**INSTRUCTIONS FOR THE TASK:**
Copy each line below that contains "distancia".

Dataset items

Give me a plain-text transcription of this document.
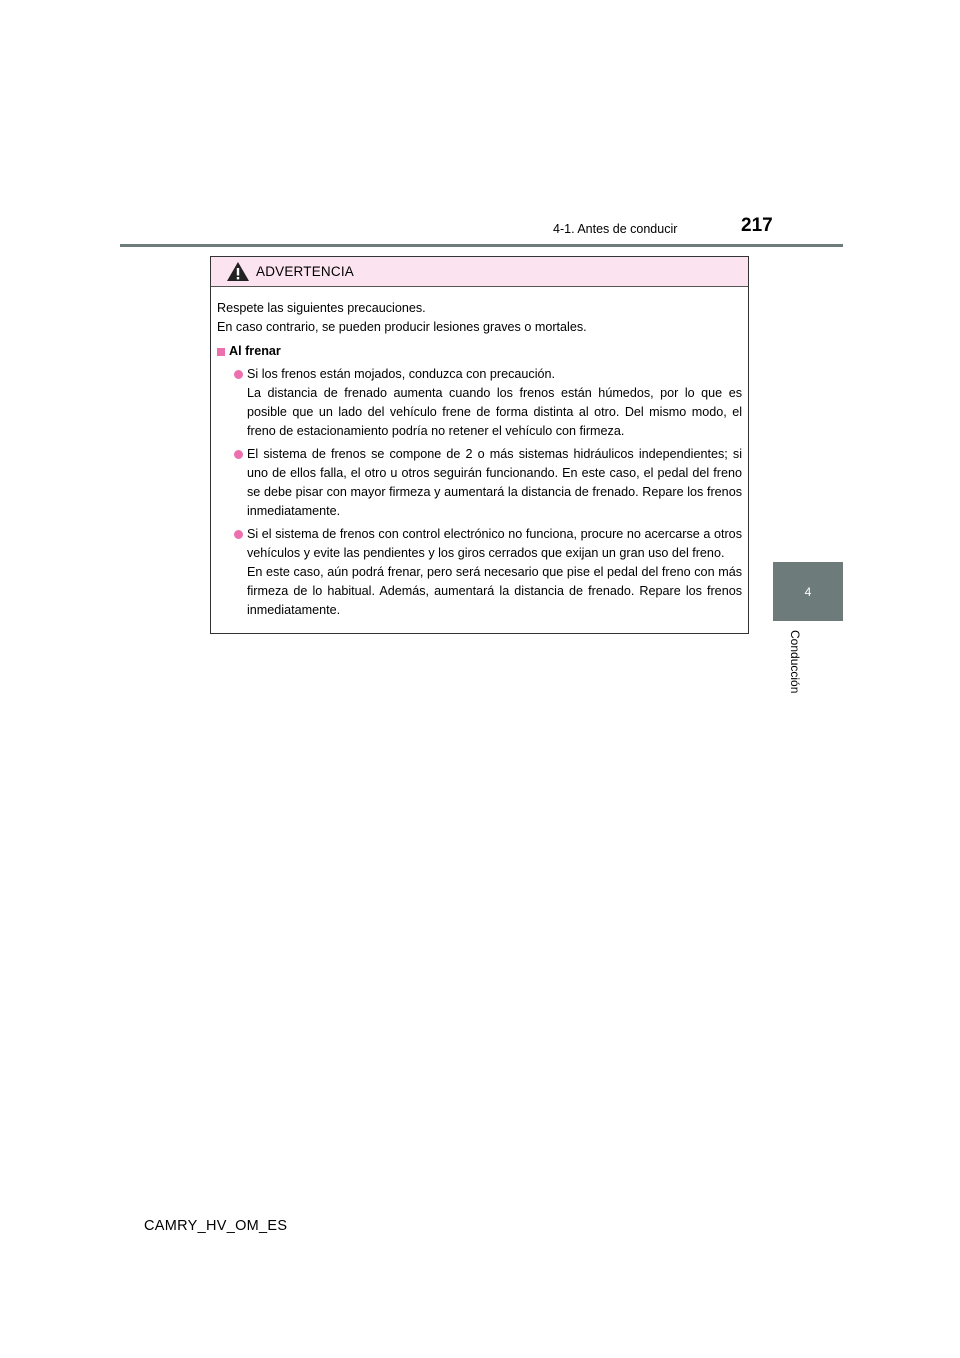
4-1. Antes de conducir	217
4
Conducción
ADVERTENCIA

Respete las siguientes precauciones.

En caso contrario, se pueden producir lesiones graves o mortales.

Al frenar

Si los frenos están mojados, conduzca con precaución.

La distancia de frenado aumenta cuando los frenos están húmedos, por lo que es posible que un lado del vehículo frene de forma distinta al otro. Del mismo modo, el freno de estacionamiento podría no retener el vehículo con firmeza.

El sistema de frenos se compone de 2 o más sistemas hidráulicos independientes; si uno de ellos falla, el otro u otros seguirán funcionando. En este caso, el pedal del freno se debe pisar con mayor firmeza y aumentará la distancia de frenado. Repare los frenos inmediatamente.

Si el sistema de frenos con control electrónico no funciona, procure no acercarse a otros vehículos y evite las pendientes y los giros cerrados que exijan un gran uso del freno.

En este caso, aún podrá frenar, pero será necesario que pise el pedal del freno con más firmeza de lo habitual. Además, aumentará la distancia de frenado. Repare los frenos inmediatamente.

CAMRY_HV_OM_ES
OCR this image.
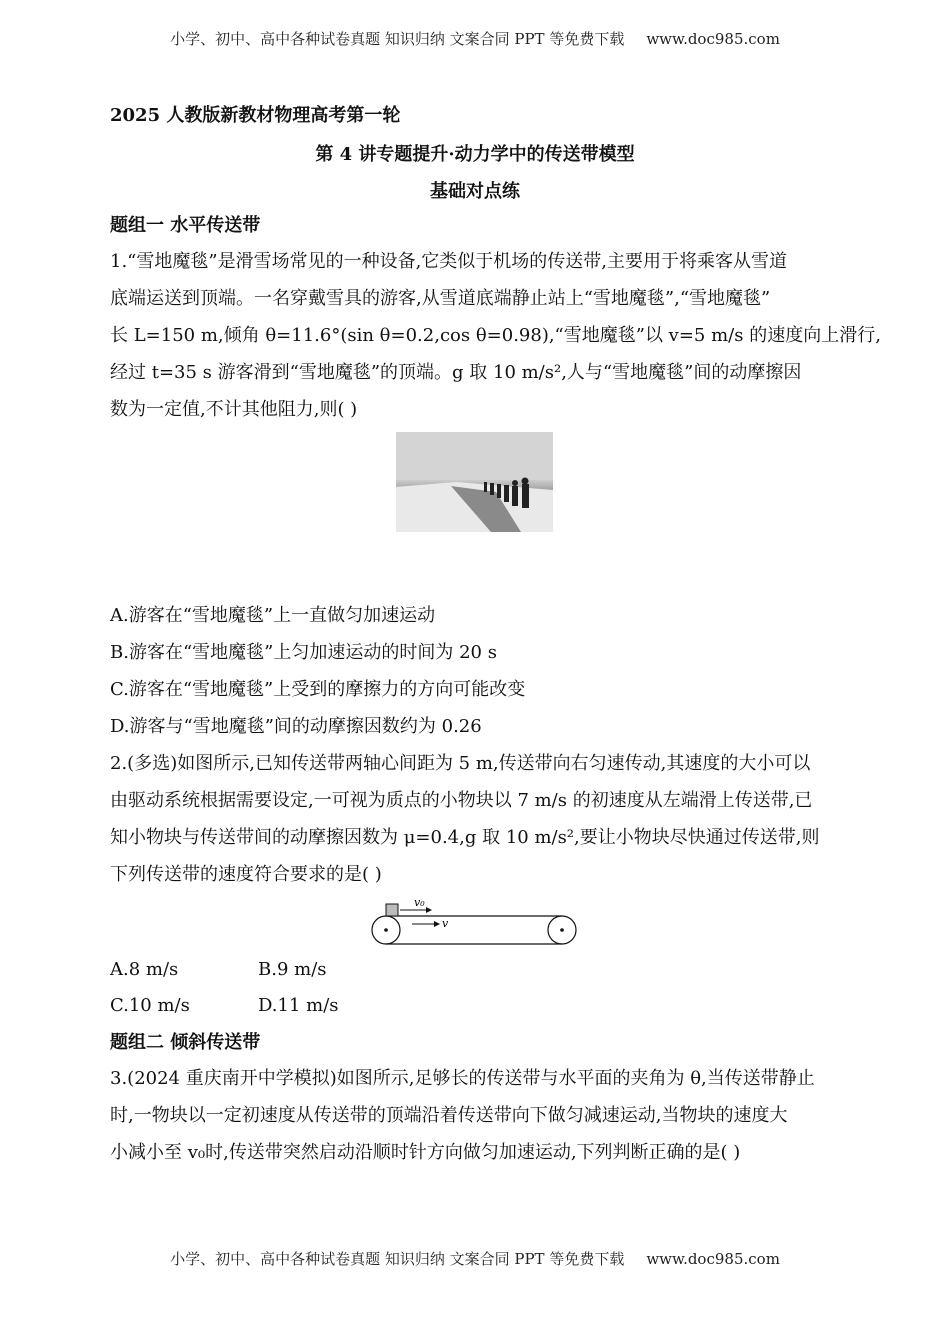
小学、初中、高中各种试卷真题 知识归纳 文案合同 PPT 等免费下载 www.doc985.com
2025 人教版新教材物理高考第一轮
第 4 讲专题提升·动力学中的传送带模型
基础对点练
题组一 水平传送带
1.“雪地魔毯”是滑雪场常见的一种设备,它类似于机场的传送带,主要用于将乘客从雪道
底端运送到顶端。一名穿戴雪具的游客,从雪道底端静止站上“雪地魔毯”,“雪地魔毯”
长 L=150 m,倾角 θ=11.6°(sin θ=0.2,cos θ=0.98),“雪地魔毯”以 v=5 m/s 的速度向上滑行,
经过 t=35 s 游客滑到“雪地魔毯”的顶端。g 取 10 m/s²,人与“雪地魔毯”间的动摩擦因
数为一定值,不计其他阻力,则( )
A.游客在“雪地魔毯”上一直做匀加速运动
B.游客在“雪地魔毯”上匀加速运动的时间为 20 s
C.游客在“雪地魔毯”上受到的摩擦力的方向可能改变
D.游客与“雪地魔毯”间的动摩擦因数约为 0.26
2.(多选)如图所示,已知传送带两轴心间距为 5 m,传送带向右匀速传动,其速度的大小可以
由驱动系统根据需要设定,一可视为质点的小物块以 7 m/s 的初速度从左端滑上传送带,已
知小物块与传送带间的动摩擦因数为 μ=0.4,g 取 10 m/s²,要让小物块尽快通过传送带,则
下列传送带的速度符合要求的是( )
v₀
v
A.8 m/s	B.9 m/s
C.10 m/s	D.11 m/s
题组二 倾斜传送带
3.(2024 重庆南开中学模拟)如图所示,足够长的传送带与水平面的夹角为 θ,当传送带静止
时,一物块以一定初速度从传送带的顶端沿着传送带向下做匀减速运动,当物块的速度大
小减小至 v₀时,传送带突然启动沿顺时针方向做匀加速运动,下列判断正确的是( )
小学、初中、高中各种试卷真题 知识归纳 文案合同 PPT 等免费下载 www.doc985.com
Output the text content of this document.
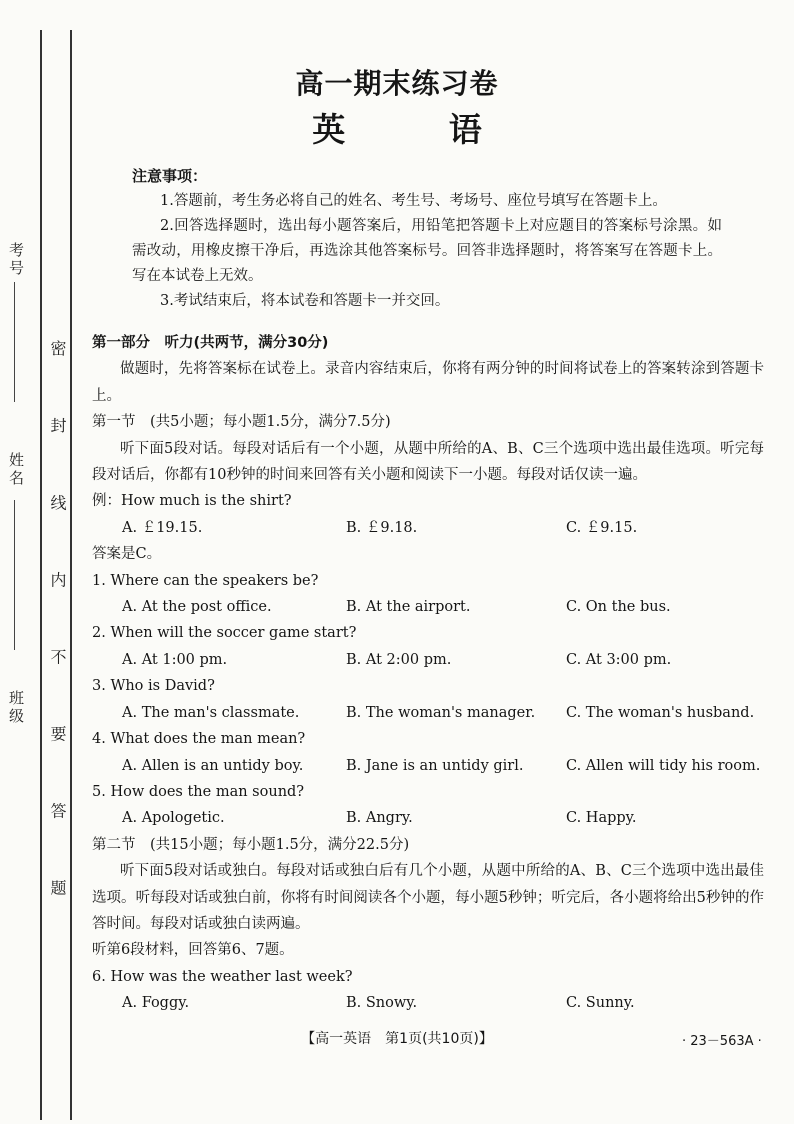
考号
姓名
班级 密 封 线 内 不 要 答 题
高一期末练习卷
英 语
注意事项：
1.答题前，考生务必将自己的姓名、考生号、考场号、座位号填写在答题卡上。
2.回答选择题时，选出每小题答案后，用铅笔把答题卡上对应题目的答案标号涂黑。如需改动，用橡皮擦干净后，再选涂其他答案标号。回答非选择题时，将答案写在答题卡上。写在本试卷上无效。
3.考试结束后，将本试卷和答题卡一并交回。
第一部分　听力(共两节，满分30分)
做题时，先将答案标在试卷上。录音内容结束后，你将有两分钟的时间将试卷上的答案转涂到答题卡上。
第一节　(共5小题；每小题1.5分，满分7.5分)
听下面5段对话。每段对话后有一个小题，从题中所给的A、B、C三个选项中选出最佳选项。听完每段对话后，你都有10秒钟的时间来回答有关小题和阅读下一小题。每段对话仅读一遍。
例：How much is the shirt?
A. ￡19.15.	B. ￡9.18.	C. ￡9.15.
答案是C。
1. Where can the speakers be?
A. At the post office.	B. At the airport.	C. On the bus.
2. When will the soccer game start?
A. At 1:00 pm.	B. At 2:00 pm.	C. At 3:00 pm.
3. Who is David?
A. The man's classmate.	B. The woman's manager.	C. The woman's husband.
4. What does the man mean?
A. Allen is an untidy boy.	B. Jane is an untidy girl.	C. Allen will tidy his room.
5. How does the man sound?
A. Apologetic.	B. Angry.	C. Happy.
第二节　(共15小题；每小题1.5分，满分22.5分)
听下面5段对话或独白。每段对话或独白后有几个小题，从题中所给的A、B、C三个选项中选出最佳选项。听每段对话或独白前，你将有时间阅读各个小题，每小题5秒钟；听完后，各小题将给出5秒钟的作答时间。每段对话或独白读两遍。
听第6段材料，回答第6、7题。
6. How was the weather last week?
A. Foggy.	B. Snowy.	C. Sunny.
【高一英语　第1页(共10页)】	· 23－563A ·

**SOLUTION FOR THIS EXERCISE:**
La distancia de frenado aumenta cuando los frenos están húmedos, por lo que es posible que un lado del vehículo frene de forma distinta al otro. Del mismo modo, el freno de estacionamiento podría no retener el vehículo con firmeza.
El sistema de frenos se compone de 2 o más sistemas hidráulicos independientes; si uno de ellos falla, el otro u otros seguirán funcionando. En este caso, el pedal del freno se debe pisar con mayor firmeza y aumentará la distancia de frenado. Repare los frenos inmediatamente.
En este caso, aún podrá frenar, pero será necesario que pise el pedal del freno con más firmeza de lo habitual. Además, aumentará la distancia de frenado. Repare los frenos inmediatamente.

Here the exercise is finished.